◆ Exercise aim:
Images embedded in the records are excluded; print everything else exactly as given.

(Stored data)
— begin —
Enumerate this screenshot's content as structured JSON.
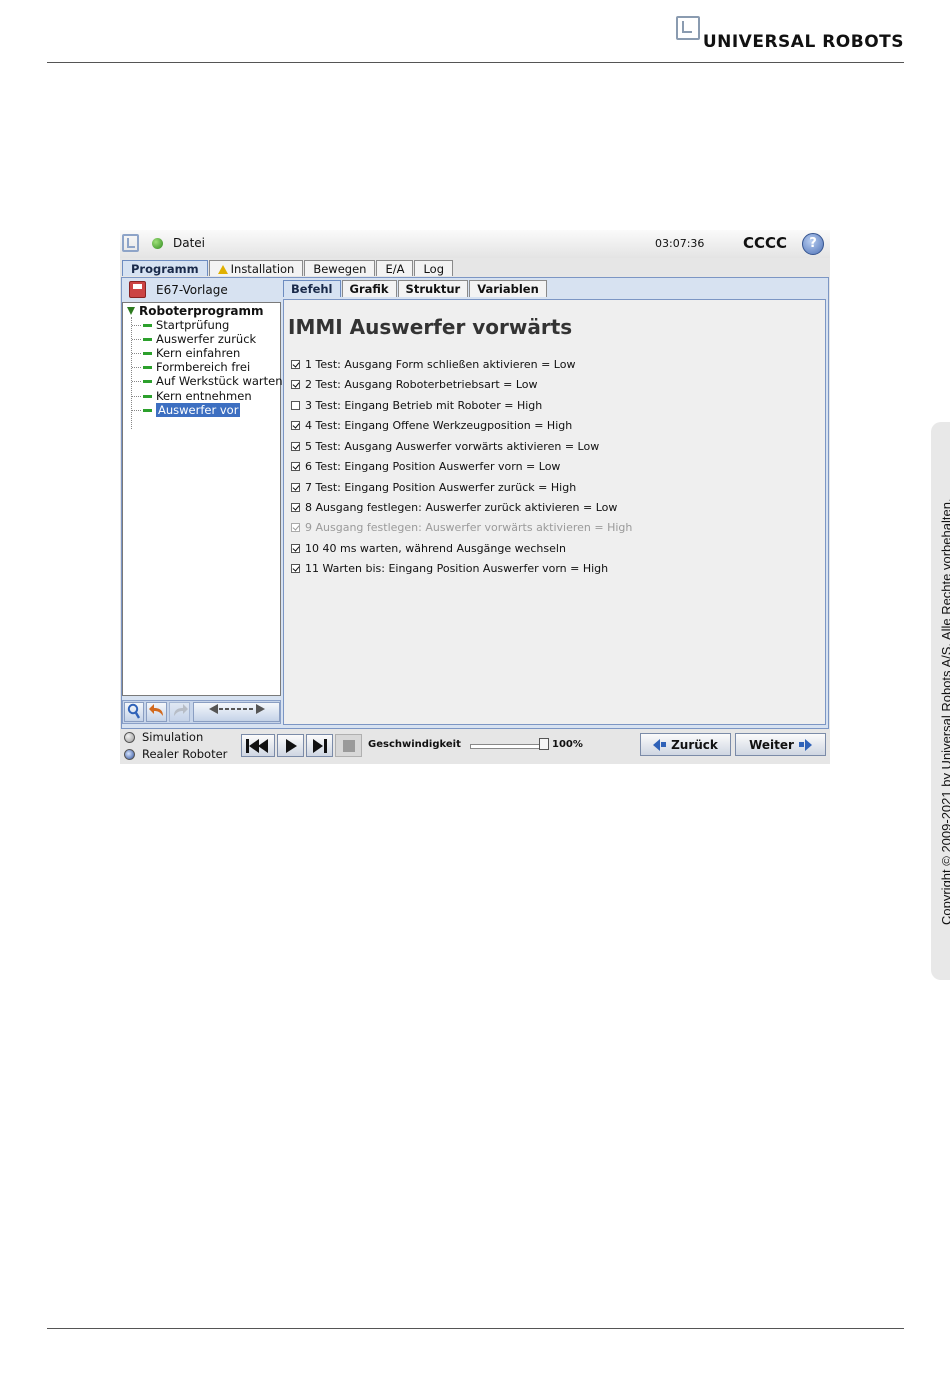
{
  "document": {
    "logo_text": "UNIVERSAL ROBOTS",
    "copyright": "Copyright © 2009-2021 by Universal Robots A/S. Alle Rechte vorbehalten."
  },
  "screen": {
    "file_menu": "Datei",
    "time": "03:07:36",
    "robot_name": "CCCC",
    "help_label": "?",
    "main_tabs": [
      {
        "label": "Programm"
      },
      {
        "label": "Installation"
      },
      {
        "label": "Bewegen"
      },
      {
        "label": "E/A"
      },
      {
        "label": "Log"
      }
    ],
    "program_name": "E67-Vorlage",
    "tree": {
      "root": "Roboterprogramm",
      "items": [
        {
          "label": "Startprüfung"
        },
        {
          "label": "Auswerfer zurück"
        },
        {
          "label": "Kern einfahren"
        },
        {
          "label": "Formbereich frei"
        },
        {
          "label": "Auf Werkstück warten"
        },
        {
          "label": "Kern entnehmen"
        },
        {
          "label": "Auswerfer vor"
        }
      ]
    },
    "sub_tabs": [
      {
        "label": "Befehl"
      },
      {
        "label": "Grafik"
      },
      {
        "label": "Struktur"
      },
      {
        "label": "Variablen"
      }
    ],
    "command": {
      "title": "IMMI Auswerfer vorwärts",
      "conditions": [
        {
          "text": "1 Test: Ausgang Form schließen aktivieren = Low",
          "checked": true
        },
        {
          "text": "2 Test: Ausgang Roboterbetriebsart = Low",
          "checked": true
        },
        {
          "text": "3 Test: Eingang Betrieb mit Roboter = High",
          "checked": false
        },
        {
          "text": "4 Test: Eingang Offene Werkzeugposition = High",
          "checked": true
        },
        {
          "text": "5 Test: Ausgang Auswerfer vorwärts aktivieren = Low",
          "checked": true
        },
        {
          "text": "6 Test: Eingang Position Auswerfer vorn = Low",
          "checked": true
        },
        {
          "text": "7 Test: Eingang Position Auswerfer zurück = High",
          "checked": true
        },
        {
          "text": "8 Ausgang festlegen: Auswerfer zurück aktivieren = Low",
          "checked": true
        },
        {
          "text": "9 Ausgang festlegen: Auswerfer vorwärts aktivieren = High",
          "checked": true,
          "disabled": true
        },
        {
          "text": "10 40 ms warten, während Ausgänge wechseln",
          "checked": true
        },
        {
          "text": "11 Warten bis: Eingang Position Auswerfer vorn = High",
          "checked": true
        }
      ]
    },
    "modes": [
      {
        "label": "Simulation"
      },
      {
        "label": "Realer Roboter"
      }
    ],
    "speed_label": "Geschwindigkeit",
    "speed_value": "100%",
    "speed_fraction": 1.0,
    "back_label": "Zurück",
    "next_label": "Weiter",
    "colors": {
      "accent": "#3d6fc1",
      "status_green": "#2f8a1d",
      "tree_node": "#2ca02c"
    }
  }
}
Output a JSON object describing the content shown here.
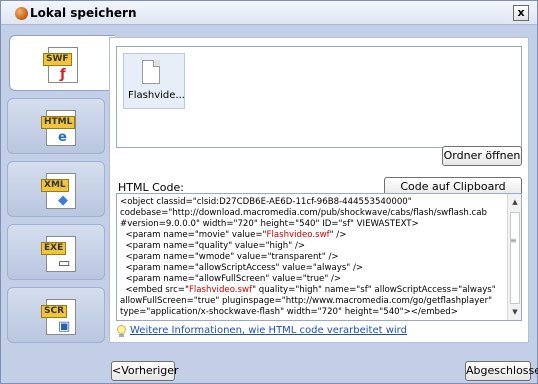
{
  "window": {
    "title": "Lokal speichern",
    "close_label": "x"
  },
  "sidebar": {
    "items": [
      {
        "tag": "SWF",
        "glyph": "ƒ",
        "glyph_color": "#d81b1b",
        "icon": "swf-file-icon",
        "active": true
      },
      {
        "tag": "HTML",
        "glyph": "e",
        "glyph_color": "#1e6fd0",
        "icon": "html-file-icon",
        "active": false
      },
      {
        "tag": "XML",
        "glyph": "◆",
        "glyph_color": "#3d7bd9",
        "icon": "xml-file-icon",
        "active": false
      },
      {
        "tag": "EXE",
        "glyph": "▭",
        "glyph_color": "#333333",
        "icon": "exe-file-icon",
        "active": false
      },
      {
        "tag": "SCR",
        "glyph": "▣",
        "glyph_color": "#2a5fb0",
        "icon": "scr-file-icon",
        "active": false
      }
    ]
  },
  "files": {
    "items": [
      {
        "name": "Flashvide..."
      }
    ],
    "open_folder_label": "Ordner öffnen"
  },
  "code": {
    "label": "HTML Code:",
    "copy_label": "Code auf Clipboard kopieren",
    "lines": [
      [
        {
          "t": "<object classid=\"clsid:D27CDB6E-AE6D-11cf-96B8-444553540000\""
        }
      ],
      [
        {
          "t": "codebase=\"http://download.macromedia.com/pub/shockwave/cabs/flash/swflash.cab"
        }
      ],
      [
        {
          "t": "#version=9.0.0.0\" width=\"720\" height=\"540\" ID=\"sf\" VIEWASTEXT>"
        }
      ],
      [
        {
          "t": "  <param name=\"movie\" value=\""
        },
        {
          "t": "Flashvideo.swf",
          "red": true
        },
        {
          "t": "\" />"
        }
      ],
      [
        {
          "t": "  <param name=\"quality\" value=\"high\" />"
        }
      ],
      [
        {
          "t": "  <param name=\"wmode\" value=\"transparent\" />"
        }
      ],
      [
        {
          "t": "  <param name=\"allowScriptAccess\" value=\"always\" />"
        }
      ],
      [
        {
          "t": "  <param name=\"allowFullScreen\" value=\"true\" />"
        }
      ],
      [
        {
          "t": "  <embed src=\""
        },
        {
          "t": "Flashvideo.swf",
          "red": true
        },
        {
          "t": "\" quality=\"high\" name=\"sf\" allowScriptAccess=\"always\""
        }
      ],
      [
        {
          "t": "allowFullScreen=\"true\" pluginspage=\"http://www.macromedia.com/go/getflashplayer\""
        }
      ],
      [
        {
          "t": "type=\"application/x-shockwave-flash\" width=\"720\" height=\"540\"></embed>"
        }
      ]
    ]
  },
  "info": {
    "link_text": "Weitere Informationen, wie HTML code verarbeitet wird"
  },
  "footer": {
    "prev_label": "<Vorheriger",
    "finish_label": "Abgeschlossen"
  }
}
— end —
◆ Expected answer:
Enumerate this screenshot's content as structured JSON.
{
  "document": {
    "logo_text": "UNIVERSAL ROBOTS",
    "copyright": "Copyright © 2009-2021 by Universal Robots A/S. Alle Rechte vorbehalten."
  },
  "screen": {
    "file_menu": "Datei",
    "time": "03:07:36",
    "robot_name": "CCCC",
    "help_label": "?",
    "main_tabs": [
      {
        "label": "Programm"
      },
      {
        "label": "Installation"
      },
      {
        "label": "Bewegen"
      },
      {
        "label": "E/A"
      },
      {
        "label": "Log"
      }
    ],
    "program_name": "E67-Vorlage",
    "tree": {
      "root": "Roboterprogramm",
      "items": [
        {
          "label": "Startprüfung"
        },
        {
          "label": "Auswerfer zurück"
        },
        {
          "label": "Kern einfahren"
        },
        {
          "label": "Formbereich frei"
        },
        {
          "label": "Auf Werkstück warten"
        },
        {
          "label": "Kern entnehmen"
        },
        {
          "label": "Auswerfer vor"
        }
      ]
    },
    "sub_tabs": [
      {
        "label": "Befehl"
      },
      {
        "label": "Grafik"
      },
      {
        "label": "Struktur"
      },
      {
        "label": "Variablen"
      }
    ],
    "command": {
      "title": "IMMI Auswerfer vorwärts",
      "conditions": [
        {
          "text": "1 Test: Ausgang Form schließen aktivieren = Low",
          "checked": true
        },
        {
          "text": "2 Test: Ausgang Roboterbetriebsart = Low",
          "checked": true
        },
        {
          "text": "3 Test: Eingang Betrieb mit Roboter = High",
          "checked": false
        },
        {
          "text": "4 Test: Eingang Offene Werkzeugposition = High",
          "checked": true
        },
        {
          "text": "5 Test: Ausgang Auswerfer vorwärts aktivieren = Low",
          "checked": true
        },
        {
          "text": "6 Test: Eingang Position Auswerfer vorn = Low",
          "checked": true
        },
        {
          "text": "7 Test: Eingang Position Auswerfer zurück = High",
          "checked": true
        },
        {
          "text": "8 Ausgang festlegen: Auswerfer zurück aktivieren = Low",
          "checked": true
        },
        {
          "text": "9 Ausgang festlegen: Auswerfer vorwärts aktivieren = High",
          "checked": true,
          "disabled": true
        },
        {
          "text": "10 40 ms warten, während Ausgänge wechseln",
          "checked": true
        },
        {
          "text": "11 Warten bis: Eingang Position Auswerfer vorn = High",
          "checked": true
        }
      ]
    },
    "modes": [
      {
        "label": "Simulation"
      },
      {
        "label": "Realer Roboter"
      }
    ],
    "speed_label": "Geschwindigkeit",
    "speed_value": "100%",
    "speed_fraction": 1.0,
    "back_label": "Zurück",
    "next_label": "Weiter",
    "colors": {
      "accent": "#3d6fc1",
      "status_green": "#2f8a1d",
      "tree_node": "#2ca02c"
    }
  }
}
Output a JSON object describing the content shown here.
{
  "window": {
    "title": "Lokal speichern",
    "close_label": "x"
  },
  "sidebar": {
    "items": [
      {
        "tag": "SWF",
        "glyph": "ƒ",
        "glyph_color": "#d81b1b",
        "icon": "swf-file-icon",
        "active": true
      },
      {
        "tag": "HTML",
        "glyph": "e",
        "glyph_color": "#1e6fd0",
        "icon": "html-file-icon",
        "active": false
      },
      {
        "tag": "XML",
        "glyph": "◆",
        "glyph_color": "#3d7bd9",
        "icon": "xml-file-icon",
        "active": false
      },
      {
        "tag": "EXE",
        "glyph": "▭",
        "glyph_color": "#333333",
        "icon": "exe-file-icon",
        "active": false
      },
      {
        "tag": "SCR",
        "glyph": "▣",
        "glyph_color": "#2a5fb0",
        "icon": "scr-file-icon",
        "active": false
      }
    ]
  },
  "files": {
    "items": [
      {
        "name": "Flashvide..."
      }
    ],
    "open_folder_label": "Ordner öffnen"
  },
  "code": {
    "label": "HTML Code:",
    "copy_label": "Code auf Clipboard kopieren",
    "lines": [
      [
        {
          "t": "<object classid=\"clsid:D27CDB6E-AE6D-11cf-96B8-444553540000\""
        }
      ],
      [
        {
          "t": "codebase=\"http://download.macromedia.com/pub/shockwave/cabs/flash/swflash.cab"
        }
      ],
      [
        {
          "t": "#version=9.0.0.0\" width=\"720\" height=\"540\" ID=\"sf\" VIEWASTEXT>"
        }
      ],
      [
        {
          "t": "  <param name=\"movie\" value=\""
        },
        {
          "t": "Flashvideo.swf",
          "red": true
        },
        {
          "t": "\" />"
        }
      ],
      [
        {
          "t": "  <param name=\"quality\" value=\"high\" />"
        }
      ],
      [
        {
          "t": "  <param name=\"wmode\" value=\"transparent\" />"
        }
      ],
      [
        {
          "t": "  <param name=\"allowScriptAccess\" value=\"always\" />"
        }
      ],
      [
        {
          "t": "  <param name=\"allowFullScreen\" value=\"true\" />"
        }
      ],
      [
        {
          "t": "  <embed src=\""
        },
        {
          "t": "Flashvideo.swf",
          "red": true
        },
        {
          "t": "\" quality=\"high\" name=\"sf\" allowScriptAccess=\"always\""
        }
      ],
      [
        {
          "t": "allowFullScreen=\"true\" pluginspage=\"http://www.macromedia.com/go/getflashplayer\""
        }
      ],
      [
        {
          "t": "type=\"application/x-shockwave-flash\" width=\"720\" height=\"540\"></embed>"
        }
      ]
    ]
  },
  "info": {
    "link_text": "Weitere Informationen, wie HTML code verarbeitet wird"
  },
  "footer": {
    "prev_label": "<Vorheriger",
    "finish_label": "Abgeschlossen"
  }
}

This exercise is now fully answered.